Dataset rows about figures:
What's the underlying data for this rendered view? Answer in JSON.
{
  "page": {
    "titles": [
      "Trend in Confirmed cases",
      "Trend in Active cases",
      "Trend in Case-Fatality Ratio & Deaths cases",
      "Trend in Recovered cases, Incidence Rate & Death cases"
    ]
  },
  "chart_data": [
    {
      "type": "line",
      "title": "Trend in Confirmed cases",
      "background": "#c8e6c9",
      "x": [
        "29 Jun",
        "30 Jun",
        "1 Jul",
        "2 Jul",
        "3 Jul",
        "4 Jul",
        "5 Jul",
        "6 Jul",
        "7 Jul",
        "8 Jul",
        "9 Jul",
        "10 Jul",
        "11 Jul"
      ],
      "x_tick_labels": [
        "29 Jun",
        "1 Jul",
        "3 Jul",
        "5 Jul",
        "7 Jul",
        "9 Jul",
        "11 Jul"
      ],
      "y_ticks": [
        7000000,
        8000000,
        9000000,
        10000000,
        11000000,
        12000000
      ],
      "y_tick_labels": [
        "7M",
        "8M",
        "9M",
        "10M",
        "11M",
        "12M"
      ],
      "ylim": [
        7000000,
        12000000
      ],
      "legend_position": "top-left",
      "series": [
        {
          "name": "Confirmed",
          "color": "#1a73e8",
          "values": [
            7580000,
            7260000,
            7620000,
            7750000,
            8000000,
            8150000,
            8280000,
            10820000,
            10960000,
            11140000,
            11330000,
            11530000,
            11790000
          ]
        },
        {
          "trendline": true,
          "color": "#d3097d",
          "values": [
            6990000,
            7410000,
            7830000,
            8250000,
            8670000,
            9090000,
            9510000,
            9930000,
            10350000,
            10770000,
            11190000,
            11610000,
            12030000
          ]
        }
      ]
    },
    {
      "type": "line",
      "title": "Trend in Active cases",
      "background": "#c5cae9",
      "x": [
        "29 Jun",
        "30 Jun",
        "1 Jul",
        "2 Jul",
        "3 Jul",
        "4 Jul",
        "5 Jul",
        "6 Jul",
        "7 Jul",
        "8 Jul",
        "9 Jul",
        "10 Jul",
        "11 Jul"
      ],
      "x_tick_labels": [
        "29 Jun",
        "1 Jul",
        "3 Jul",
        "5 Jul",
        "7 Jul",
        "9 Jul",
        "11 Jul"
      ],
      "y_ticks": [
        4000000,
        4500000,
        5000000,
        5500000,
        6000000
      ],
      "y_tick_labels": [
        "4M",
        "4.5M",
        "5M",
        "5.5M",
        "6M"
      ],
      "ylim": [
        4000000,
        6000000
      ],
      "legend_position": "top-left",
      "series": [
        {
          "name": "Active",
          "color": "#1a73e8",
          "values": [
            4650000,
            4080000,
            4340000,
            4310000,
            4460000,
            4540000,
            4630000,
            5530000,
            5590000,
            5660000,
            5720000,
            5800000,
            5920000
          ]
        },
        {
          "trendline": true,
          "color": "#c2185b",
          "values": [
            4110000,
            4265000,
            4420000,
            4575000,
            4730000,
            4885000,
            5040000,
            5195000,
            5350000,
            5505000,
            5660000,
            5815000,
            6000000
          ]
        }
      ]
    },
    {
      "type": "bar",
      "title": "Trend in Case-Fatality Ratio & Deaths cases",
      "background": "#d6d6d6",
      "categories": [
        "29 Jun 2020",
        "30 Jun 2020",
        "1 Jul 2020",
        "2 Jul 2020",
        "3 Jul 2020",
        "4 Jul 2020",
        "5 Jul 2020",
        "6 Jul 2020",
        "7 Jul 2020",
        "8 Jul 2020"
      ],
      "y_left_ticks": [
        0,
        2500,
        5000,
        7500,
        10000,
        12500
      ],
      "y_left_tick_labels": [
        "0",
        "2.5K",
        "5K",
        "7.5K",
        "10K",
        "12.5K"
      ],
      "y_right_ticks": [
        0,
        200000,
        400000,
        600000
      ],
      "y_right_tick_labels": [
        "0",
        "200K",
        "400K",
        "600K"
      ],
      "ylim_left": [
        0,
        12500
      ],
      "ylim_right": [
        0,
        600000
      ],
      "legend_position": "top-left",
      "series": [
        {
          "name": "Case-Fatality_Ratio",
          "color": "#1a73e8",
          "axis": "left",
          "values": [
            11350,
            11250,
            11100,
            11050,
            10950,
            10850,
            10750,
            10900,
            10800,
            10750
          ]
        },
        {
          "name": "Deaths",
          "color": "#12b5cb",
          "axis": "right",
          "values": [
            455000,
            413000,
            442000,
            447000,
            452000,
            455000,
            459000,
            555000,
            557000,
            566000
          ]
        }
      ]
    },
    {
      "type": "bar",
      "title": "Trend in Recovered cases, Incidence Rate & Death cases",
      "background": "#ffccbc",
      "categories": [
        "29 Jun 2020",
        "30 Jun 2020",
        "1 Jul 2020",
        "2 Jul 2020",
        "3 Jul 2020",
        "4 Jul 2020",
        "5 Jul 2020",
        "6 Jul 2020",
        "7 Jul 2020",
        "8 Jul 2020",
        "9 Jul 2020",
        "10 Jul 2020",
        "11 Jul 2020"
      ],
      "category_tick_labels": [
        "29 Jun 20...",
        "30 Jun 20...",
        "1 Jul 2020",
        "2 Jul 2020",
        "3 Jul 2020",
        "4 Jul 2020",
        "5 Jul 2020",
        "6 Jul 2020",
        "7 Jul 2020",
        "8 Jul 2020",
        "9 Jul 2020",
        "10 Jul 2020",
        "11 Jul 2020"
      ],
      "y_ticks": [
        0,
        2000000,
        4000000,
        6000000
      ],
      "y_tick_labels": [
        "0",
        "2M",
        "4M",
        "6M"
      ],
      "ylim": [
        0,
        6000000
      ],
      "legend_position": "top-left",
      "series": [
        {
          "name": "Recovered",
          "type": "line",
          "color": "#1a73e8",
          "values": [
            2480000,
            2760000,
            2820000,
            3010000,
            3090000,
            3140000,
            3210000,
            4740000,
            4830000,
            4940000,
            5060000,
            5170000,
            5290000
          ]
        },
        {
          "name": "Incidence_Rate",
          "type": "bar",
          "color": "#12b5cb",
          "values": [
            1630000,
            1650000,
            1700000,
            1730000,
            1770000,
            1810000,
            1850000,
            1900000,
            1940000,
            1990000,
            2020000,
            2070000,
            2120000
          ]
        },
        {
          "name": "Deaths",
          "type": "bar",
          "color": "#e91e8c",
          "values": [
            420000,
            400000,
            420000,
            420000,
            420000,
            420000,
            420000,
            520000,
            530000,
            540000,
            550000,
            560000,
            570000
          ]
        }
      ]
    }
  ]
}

__OBJECTIVE__. Pull every line holding "Confirmed" out of the records.

__WRITTEN RESPONSE__.
      "Trend in Confirmed cases",
      "title": "Trend in Confirmed cases",
          "name": "Confirmed",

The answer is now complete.